Data records:
--- begin ---

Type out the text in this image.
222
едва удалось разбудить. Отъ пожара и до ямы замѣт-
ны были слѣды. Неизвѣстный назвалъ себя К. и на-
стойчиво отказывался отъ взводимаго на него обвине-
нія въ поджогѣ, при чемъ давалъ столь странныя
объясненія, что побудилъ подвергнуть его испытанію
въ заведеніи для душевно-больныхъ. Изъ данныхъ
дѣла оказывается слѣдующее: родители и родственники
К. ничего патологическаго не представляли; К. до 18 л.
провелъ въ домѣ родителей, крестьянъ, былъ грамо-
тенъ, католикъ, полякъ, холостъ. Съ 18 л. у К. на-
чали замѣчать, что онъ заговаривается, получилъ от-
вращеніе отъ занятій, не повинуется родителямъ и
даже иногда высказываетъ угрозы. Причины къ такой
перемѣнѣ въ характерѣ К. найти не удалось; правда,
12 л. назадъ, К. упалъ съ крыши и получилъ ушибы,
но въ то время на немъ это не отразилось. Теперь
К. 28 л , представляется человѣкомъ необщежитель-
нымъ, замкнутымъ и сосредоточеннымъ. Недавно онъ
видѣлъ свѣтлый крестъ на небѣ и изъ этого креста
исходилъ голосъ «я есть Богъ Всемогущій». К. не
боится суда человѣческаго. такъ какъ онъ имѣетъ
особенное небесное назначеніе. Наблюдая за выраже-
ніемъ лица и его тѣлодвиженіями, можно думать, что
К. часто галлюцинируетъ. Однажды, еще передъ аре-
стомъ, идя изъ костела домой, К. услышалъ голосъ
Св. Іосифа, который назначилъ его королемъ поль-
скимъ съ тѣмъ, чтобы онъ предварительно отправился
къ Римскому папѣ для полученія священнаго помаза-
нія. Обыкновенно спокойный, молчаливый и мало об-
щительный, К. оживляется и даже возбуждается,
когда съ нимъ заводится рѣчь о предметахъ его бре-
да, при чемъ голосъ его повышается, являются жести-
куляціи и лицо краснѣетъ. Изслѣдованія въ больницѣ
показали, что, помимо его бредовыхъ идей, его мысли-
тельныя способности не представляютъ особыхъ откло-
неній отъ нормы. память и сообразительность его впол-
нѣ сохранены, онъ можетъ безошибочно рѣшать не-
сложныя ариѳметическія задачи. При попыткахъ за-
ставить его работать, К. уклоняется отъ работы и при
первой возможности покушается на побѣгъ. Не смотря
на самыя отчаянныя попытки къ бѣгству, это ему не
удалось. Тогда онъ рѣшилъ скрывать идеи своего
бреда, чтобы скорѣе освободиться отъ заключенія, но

--- end ---

» The request: Gather every line from the listing above in which the word "получилъ" appears.

» Reply to the exercise:
чали замѣчать, что онъ заговаривается, получилъ от-
12 л. назадъ, К. упалъ съ крыши и получилъ ушибы,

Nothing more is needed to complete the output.